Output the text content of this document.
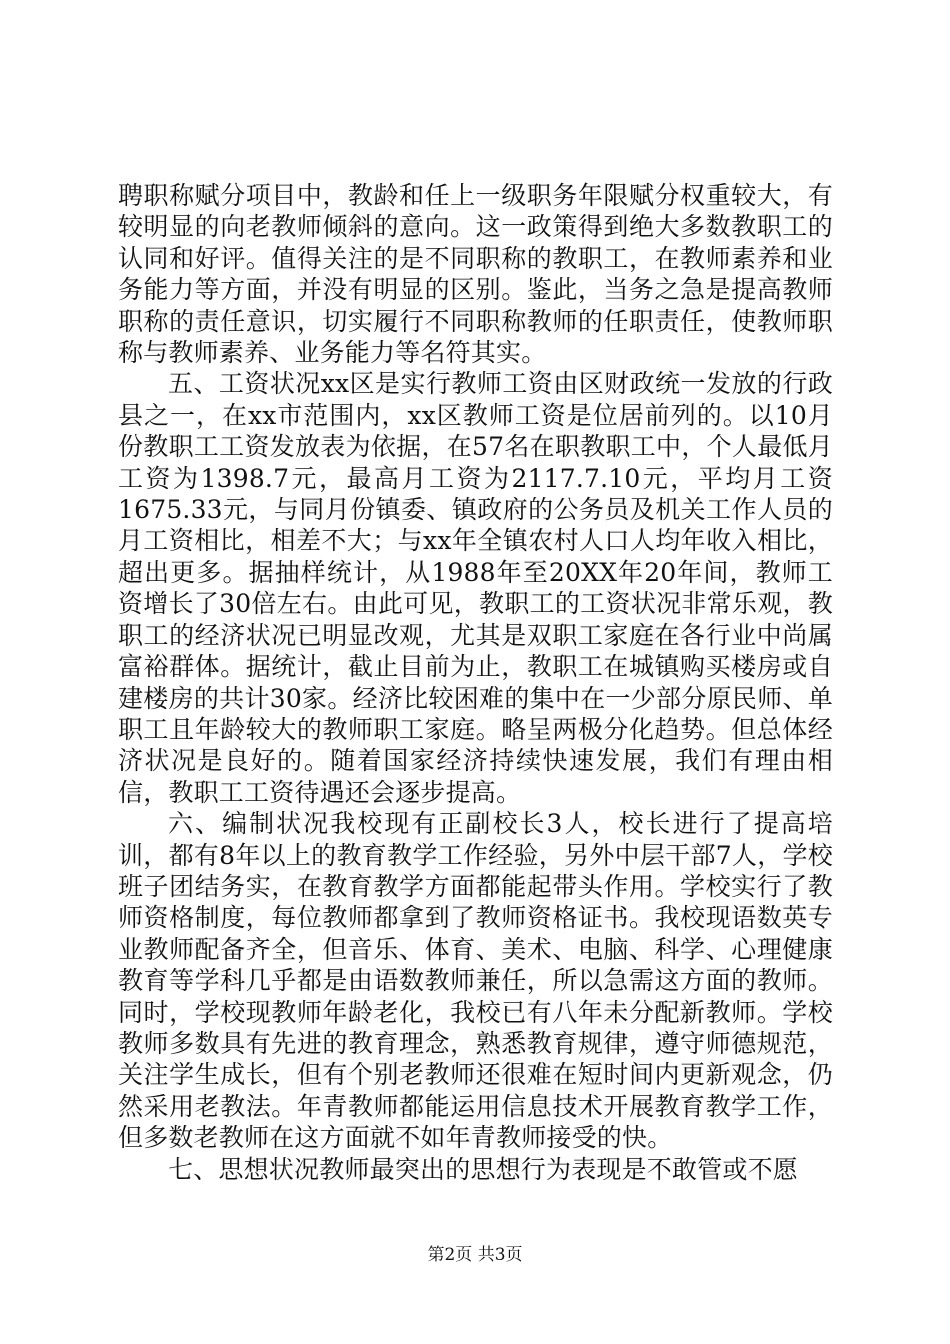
聘职称赋分项目中，教龄和任上一级职务年限赋分权重较大，有较明显的向老教师倾斜的意向。这一政策得到绝大多数教职工的认同和好评。值得关注的是不同职称的教职工，在教师素养和业务能力等方面，并没有明显的区别。鉴此，当务之急是提高教师职称的责任意识，切实履行不同职称教师的任职责任，使教师职称与教师素养、业务能力等名符其实。

五、工资状况xx区是实行教师工资由区财政统一发放的行政县之一，在xx市范围内，xx区教师工资是位居前列的。以10月份教职工工资发放表为依据，在57名在职教职工中，个人最低月工资为1398.7元，最高月工资为2117.7.10元，平均月工资1675.33元，与同月份镇委、镇政府的公务员及机关工作人员的月工资相比，相差不大；与xx年全镇农村人口人均年收入相比，超出更多。据抽样统计，从1988年至20XX年20年间，教师工资增长了30倍左右。由此可见，教职工的工资状况非常乐观，教职工的经济状况已明显改观，尤其是双职工家庭在各行业中尚属富裕群体。据统计，截止目前为止，教职工在城镇购买楼房或自建楼房的共计30家。经济比较困难的集中在一少部分原民师、单职工且年龄较大的教师职工家庭。略呈两极分化趋势。但总体经济状况是良好的。随着国家经济持续快速发展，我们有理由相信，教职工工资待遇还会逐步提高。

六、编制状况我校现有正副校长3人，校长进行了提高培训，都有8年以上的教育教学工作经验，另外中层干部7人，学校班子团结务实，在教育教学方面都能起带头作用。学校实行了教师资格制度，每位教师都拿到了教师资格证书。我校现语数英专业教师配备齐全，但音乐、体育、美术、电脑、科学、心理健康教育等学科几乎都是由语数教师兼任，所以急需这方面的教师。同时，学校现教师年龄老化，我校已有八年未分配新教师。学校教师多数具有先进的教育理念，熟悉教育规律，遵守师德规范，关注学生成长，但有个别老教师还很难在短时间内更新观念，仍然采用老教法。年青教师都能运用信息技术开展教育教学工作，但多数老教师在这方面就不如年青教师接受的快。

七、思想状况教师最突出的思想行为表现是不敢管或不愿

第2页 共3页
+ + + + + + +
• [Aim of the task] Copy out all the entries exactly. Images stay out of the copy.

• [Answer in full]
Output the text content of this document.
聘职称赋分项目中，教龄和任上一级职务年限赋分权重较大，有较明显的向老教师倾斜的意向。这一政策得到绝大多数教职工的认同和好评。值得关注的是不同职称的教职工，在教师素养和业务能力等方面，并没有明显的区别。鉴此，当务之急是提高教师职称的责任意识，切实履行不同职称教师的任职责任，使教师职称与教师素养、业务能力等名符其实。

五、工资状况xx区是实行教师工资由区财政统一发放的行政县之一，在xx市范围内，xx区教师工资是位居前列的。以10月份教职工工资发放表为依据，在57名在职教职工中，个人最低月工资为1398.7元，最高月工资为2117.7.10元，平均月工资1675.33元，与同月份镇委、镇政府的公务员及机关工作人员的月工资相比，相差不大；与xx年全镇农村人口人均年收入相比，超出更多。据抽样统计，从1988年至20XX年20年间，教师工资增长了30倍左右。由此可见，教职工的工资状况非常乐观，教职工的经济状况已明显改观，尤其是双职工家庭在各行业中尚属富裕群体。据统计，截止目前为止，教职工在城镇购买楼房或自建楼房的共计30家。经济比较困难的集中在一少部分原民师、单职工且年龄较大的教师职工家庭。略呈两极分化趋势。但总体经济状况是良好的。随着国家经济持续快速发展，我们有理由相信，教职工工资待遇还会逐步提高。

六、编制状况我校现有正副校长3人，校长进行了提高培训，都有8年以上的教育教学工作经验，另外中层干部7人，学校班子团结务实，在教育教学方面都能起带头作用。学校实行了教师资格制度，每位教师都拿到了教师资格证书。我校现语数英专业教师配备齐全，但音乐、体育、美术、电脑、科学、心理健康教育等学科几乎都是由语数教师兼任，所以急需这方面的教师。同时，学校现教师年龄老化，我校已有八年未分配新教师。学校教师多数具有先进的教育理念，熟悉教育规律，遵守师德规范，关注学生成长，但有个别老教师还很难在短时间内更新观念，仍然采用老教法。年青教师都能运用信息技术开展教育教学工作，但多数老教师在这方面就不如年青教师接受的快。

七、思想状况教师最突出的思想行为表现是不敢管或不愿

第2页 共3页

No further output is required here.